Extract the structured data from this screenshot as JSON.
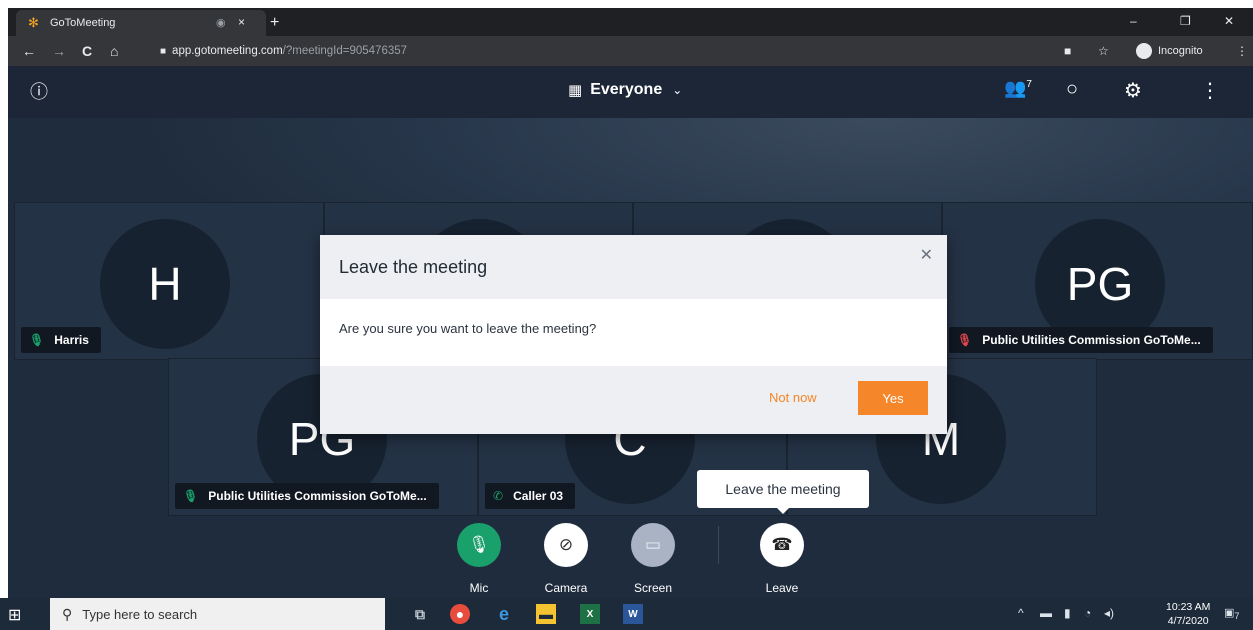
{
  "browser": {
    "tab_title": "GoToMeeting",
    "tab_close": "×",
    "new_tab": "+",
    "url_host": "app.gotomeeting.com",
    "url_rest": "/?meetingId=905476357",
    "incognito_label": "Incognito",
    "back": "←",
    "forward": "→",
    "reload": "C",
    "home": "⌂",
    "window_min": "–",
    "window_restore": "❐",
    "window_close": "✕"
  },
  "app": {
    "view_label": "Everyone",
    "participants_count": "7",
    "tiles": [
      {
        "initials": "H",
        "name": "Harris",
        "icon": "mic-icon"
      },
      {
        "initials": "PG",
        "name": "Public Utilities Commission GoToMe...",
        "icon": "mic-muted-icon"
      },
      {
        "initials": "PG",
        "name": "Public Utilities Commission GoToMe...",
        "icon": "mic-icon"
      },
      {
        "initials": "C",
        "name": "Caller 03",
        "icon": "phone-icon"
      },
      {
        "initials": "M",
        "name": "",
        "icon": ""
      }
    ]
  },
  "modal": {
    "title": "Leave the meeting",
    "message": "Are you sure you want to leave the meeting?",
    "not_now": "Not now",
    "yes": "Yes"
  },
  "tooltip": "Leave the meeting",
  "controls": {
    "mic": "Mic",
    "camera": "Camera",
    "screen": "Screen",
    "leave": "Leave"
  },
  "taskbar": {
    "search_placeholder": "Type here to search",
    "time": "10:23 AM",
    "date": "4/7/2020",
    "notification_count": "7"
  },
  "colors": {
    "accent": "#f6862a",
    "mic_green": "#1aa06b",
    "app_bg": "#1e2a39"
  }
}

============

(Work required) All of the material above should be reproduced exactly, except the pictures.

(Exercise answer)
Extract the structured data from this screenshot as JSON.
{
  "browser": {
    "tab_title": "GoToMeeting",
    "tab_close": "×",
    "new_tab": "+",
    "url_host": "app.gotomeeting.com",
    "url_rest": "/?meetingId=905476357",
    "incognito_label": "Incognito",
    "back": "←",
    "forward": "→",
    "reload": "C",
    "home": "⌂",
    "window_min": "–",
    "window_restore": "❐",
    "window_close": "✕"
  },
  "app": {
    "view_label": "Everyone",
    "participants_count": "7",
    "tiles": [
      {
        "initials": "H",
        "name": "Harris",
        "icon": "mic-icon"
      },
      {
        "initials": "PG",
        "name": "Public Utilities Commission GoToMe...",
        "icon": "mic-muted-icon"
      },
      {
        "initials": "PG",
        "name": "Public Utilities Commission GoToMe...",
        "icon": "mic-icon"
      },
      {
        "initials": "C",
        "name": "Caller 03",
        "icon": "phone-icon"
      },
      {
        "initials": "M",
        "name": "",
        "icon": ""
      }
    ]
  },
  "modal": {
    "title": "Leave the meeting",
    "message": "Are you sure you want to leave the meeting?",
    "not_now": "Not now",
    "yes": "Yes"
  },
  "tooltip": "Leave the meeting",
  "controls": {
    "mic": "Mic",
    "camera": "Camera",
    "screen": "Screen",
    "leave": "Leave"
  },
  "taskbar": {
    "search_placeholder": "Type here to search",
    "time": "10:23 AM",
    "date": "4/7/2020",
    "notification_count": "7"
  },
  "colors": {
    "accent": "#f6862a",
    "mic_green": "#1aa06b",
    "app_bg": "#1e2a39"
  }
}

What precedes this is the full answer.